● AUFGABENSTELLUNG:
**a.** Welches Land dient in der Forumsdiskussion zum staatlichen Gewaltmonopol als Beleg dafür, dass bewaffnete Bürger die Kriminalität nicht niedrig halten?
**b.** Führe die Forumsdiskussion zum staatlichen Gewaltmonopol im Anschluss an ihren letzten Satz fort.

● TEXTAUSZUG:
Und mich beschleicht der Verdacht, dass eine Seite ihren Verpflichtungen nicht mehr nachkommt.
Erwartest Du, dass neben jeder Wohnungstür ein Polizist Wache schiebt ? Kein Staat kann hundertprozentige Sicherheit garantieren. Wäre der bewaffnete Bürger, der sich selbst verteidigt eine bessere Lösung, müsste die Kriminalität in den USA sehr niedrig sein, ist sie aber nicht.
 
Entschuldige. Ich mag dich und deinen Avatar.

Das entschuldige ich natürlich.

Aber hier liegst du bzgl. meiner Motivation vollkommen daneben. Ich möchte mich endlich einmal mit der historischen Legitimation des Gewaltmonopols des Staates beschäftigen. Denn nach meinem Verständnis ist und war das ein Geschäft auf Gegenseitigkeit. Und mich beschleicht der Verdacht, dass eine Seite ihren Verpflichtungen nicht mehr nachkommt.

Wenn es dir lediglich um die historische Legitimation des staatlichen Gewaltmonopols, dessen Entstehung & Absichten geht, empfehle ich dir, einen neuen Thread in einem entsprechenden Board zu eröffnen, der dann allerdings auch anders formuliert sein müßte. Also ohne Bezug zu einem tagesktuellen Vorfall.

Welcher Verdacht dich im Hier&Jetzt beschleichen mag oder nicht, ist für die Diskussion der *historischen* Legitimation jedenfalls völlig unerheblich und triggert nur ein Publikum, das unser Hausherr - der Betreiber des Forums - hier nicht versammelt sehen möchte und sonst wohl auch kaum jemand.

● BEREITGESTELLTE DATEN:
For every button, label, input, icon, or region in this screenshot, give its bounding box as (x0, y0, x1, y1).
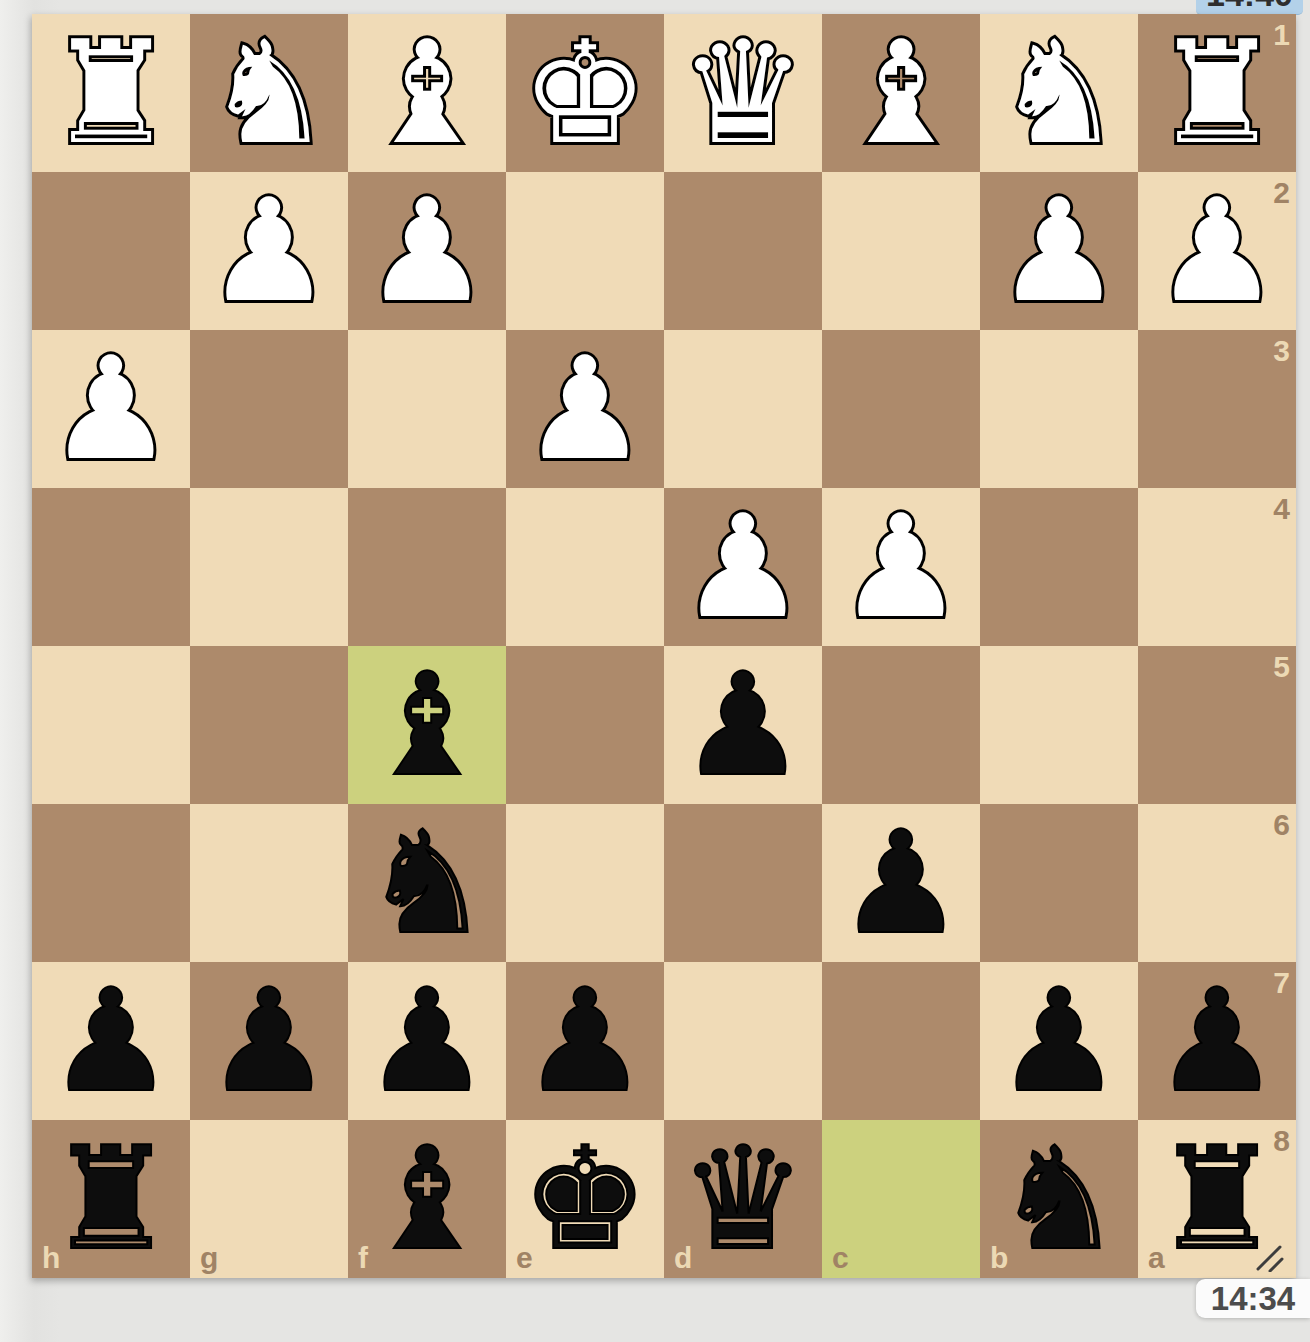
white-pawn[interactable]: ♟ (664, 488, 822, 646)
white-bishop[interactable]: ♝ (348, 14, 506, 172)
black-bishop[interactable]: ♝ (348, 646, 506, 804)
square-h7[interactable]: ♟ (32, 962, 190, 1120)
square-e4[interactable] (506, 488, 664, 646)
square-d7[interactable] (664, 962, 822, 1120)
black-pawn[interactable]: ♟ (348, 962, 506, 1120)
square-h8[interactable]: ♜ (32, 1120, 190, 1278)
clock-bottom-time: 14:34 (1211, 1280, 1295, 1318)
square-g5[interactable] (190, 646, 348, 804)
white-knight[interactable]: ♞ (980, 14, 1138, 172)
white-pawn[interactable]: ♟ (348, 172, 506, 330)
square-f3[interactable] (348, 330, 506, 488)
square-e6[interactable] (506, 804, 664, 962)
square-c4[interactable]: ♟ (822, 488, 980, 646)
white-rook[interactable]: ♜ (32, 14, 190, 172)
page: 14:40 ♜♞♝♚♛♝♞♜♟♟♟♟♟♟♟♟♝♟♞♟♟♟♟♟♟♟♜♝♚♛♞♜ 1… (0, 0, 1310, 1342)
white-pawn[interactable]: ♟ (506, 330, 664, 488)
square-g3[interactable] (190, 330, 348, 488)
white-pawn[interactable]: ♟ (32, 330, 190, 488)
white-pawn[interactable]: ♟ (980, 172, 1138, 330)
square-d3[interactable] (664, 330, 822, 488)
square-a3[interactable] (1138, 330, 1296, 488)
black-rook[interactable]: ♜ (32, 1120, 190, 1278)
square-d4[interactable]: ♟ (664, 488, 822, 646)
square-g8[interactable] (190, 1120, 348, 1278)
square-b5[interactable] (980, 646, 1138, 804)
square-c5[interactable] (822, 646, 980, 804)
square-g7[interactable]: ♟ (190, 962, 348, 1120)
white-king[interactable]: ♚ (506, 14, 664, 172)
square-c6[interactable]: ♟ (822, 804, 980, 962)
black-pawn[interactable]: ♟ (980, 962, 1138, 1120)
square-b2[interactable]: ♟ (980, 172, 1138, 330)
square-f6[interactable]: ♞ (348, 804, 506, 962)
square-f1[interactable]: ♝ (348, 14, 506, 172)
square-a7[interactable]: ♟ (1138, 962, 1296, 1120)
square-f8[interactable]: ♝ (348, 1120, 506, 1278)
square-c3[interactable] (822, 330, 980, 488)
white-pawn[interactable]: ♟ (1138, 172, 1296, 330)
square-e8[interactable]: ♚ (506, 1120, 664, 1278)
square-d2[interactable] (664, 172, 822, 330)
square-b1[interactable]: ♞ (980, 14, 1138, 172)
black-knight[interactable]: ♞ (980, 1120, 1138, 1278)
square-d1[interactable]: ♛ (664, 14, 822, 172)
square-c8[interactable] (822, 1120, 980, 1278)
square-g6[interactable] (190, 804, 348, 962)
square-b3[interactable] (980, 330, 1138, 488)
white-pawn[interactable]: ♟ (822, 488, 980, 646)
square-a5[interactable] (1138, 646, 1296, 804)
square-d6[interactable] (664, 804, 822, 962)
square-e7[interactable]: ♟ (506, 962, 664, 1120)
black-pawn[interactable]: ♟ (1138, 962, 1296, 1120)
black-bishop[interactable]: ♝ (348, 1120, 506, 1278)
black-pawn[interactable]: ♟ (32, 962, 190, 1120)
square-b4[interactable] (980, 488, 1138, 646)
square-g4[interactable] (190, 488, 348, 646)
white-rook[interactable]: ♜ (1138, 14, 1296, 172)
white-queen[interactable]: ♛ (664, 14, 822, 172)
square-f2[interactable]: ♟ (348, 172, 506, 330)
square-a1[interactable]: ♜ (1138, 14, 1296, 172)
square-b8[interactable]: ♞ (980, 1120, 1138, 1278)
chess-board: ♜♞♝♚♛♝♞♜♟♟♟♟♟♟♟♟♝♟♞♟♟♟♟♟♟♟♜♝♚♛♞♜ 1234567… (32, 14, 1296, 1278)
clock-bottom: 14:34 (1196, 1279, 1310, 1318)
square-b7[interactable]: ♟ (980, 962, 1138, 1120)
black-pawn[interactable]: ♟ (190, 962, 348, 1120)
square-f7[interactable]: ♟ (348, 962, 506, 1120)
square-e1[interactable]: ♚ (506, 14, 664, 172)
square-c2[interactable] (822, 172, 980, 330)
square-e5[interactable] (506, 646, 664, 804)
black-knight[interactable]: ♞ (348, 804, 506, 962)
square-e2[interactable] (506, 172, 664, 330)
square-h1[interactable]: ♜ (32, 14, 190, 172)
square-e3[interactable]: ♟ (506, 330, 664, 488)
square-d8[interactable]: ♛ (664, 1120, 822, 1278)
white-pawn[interactable]: ♟ (190, 172, 348, 330)
square-d5[interactable]: ♟ (664, 646, 822, 804)
square-h4[interactable] (32, 488, 190, 646)
square-h3[interactable]: ♟ (32, 330, 190, 488)
square-f5[interactable]: ♝ (348, 646, 506, 804)
white-bishop[interactable]: ♝ (822, 14, 980, 172)
square-c1[interactable]: ♝ (822, 14, 980, 172)
square-b6[interactable] (980, 804, 1138, 962)
square-g1[interactable]: ♞ (190, 14, 348, 172)
square-c7[interactable] (822, 962, 980, 1120)
black-queen[interactable]: ♛ (664, 1120, 822, 1278)
resize-handle[interactable] (1254, 1244, 1284, 1272)
square-a6[interactable] (1138, 804, 1296, 962)
square-a2[interactable]: ♟ (1138, 172, 1296, 330)
black-king[interactable]: ♚ (506, 1120, 664, 1278)
black-pawn[interactable]: ♟ (506, 962, 664, 1120)
white-knight[interactable]: ♞ (190, 14, 348, 172)
square-g2[interactable]: ♟ (190, 172, 348, 330)
square-f4[interactable] (348, 488, 506, 646)
black-pawn[interactable]: ♟ (664, 646, 822, 804)
square-a4[interactable] (1138, 488, 1296, 646)
square-h2[interactable] (32, 172, 190, 330)
square-h6[interactable] (32, 804, 190, 962)
square-h5[interactable] (32, 646, 190, 804)
black-pawn[interactable]: ♟ (822, 804, 980, 962)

● ERGEBNISSE:
**a.** Die USA.

**b.**
 
zur Geschichte: Irgendwann so um 1900 hat das deutsche Bürgertum beschlossen, seine Waffen abzugeben und sich bezüglich persönlicher Sicherheit in die Hände des Staates zu begeben.

Ich möchte mich endlich einmal mit der historischen Legitimation des Gewaltmonopols des Staates beschäftigen.

Schon ein Blick in Wikipedia könnte dich zum Nachdenken anregen, auch mit einem Hauch geschichtlichen Anspruchs, der die Datumsangabe ein wenig in Frage stellt: Gewaltmonopol des Staates ? Wikipedia

Und auch wenn du von einem "Geschäft" bei der Sache sprichst, wäre historisch mindestens etwa an die Staatslehre Rousseaus (Stichwort: Gesellschaftsvertrag) zu denken.
 
Frage 2: Wie können wir das rückgängig machen???
Gar nicht, eine solche Entwicklung über Jahrhunderte kann nicht ungeschehen gemacht werden, es könnte höchstens eine neue Entwicklung einsetzen.

Abgesehen davon will ich da auch keine Änderung, aber dazu wäre alles weitere tagespolitisch...
 
Der Fall an sich hat nichts mit dem Gewaltmonopol des Staates zu tun.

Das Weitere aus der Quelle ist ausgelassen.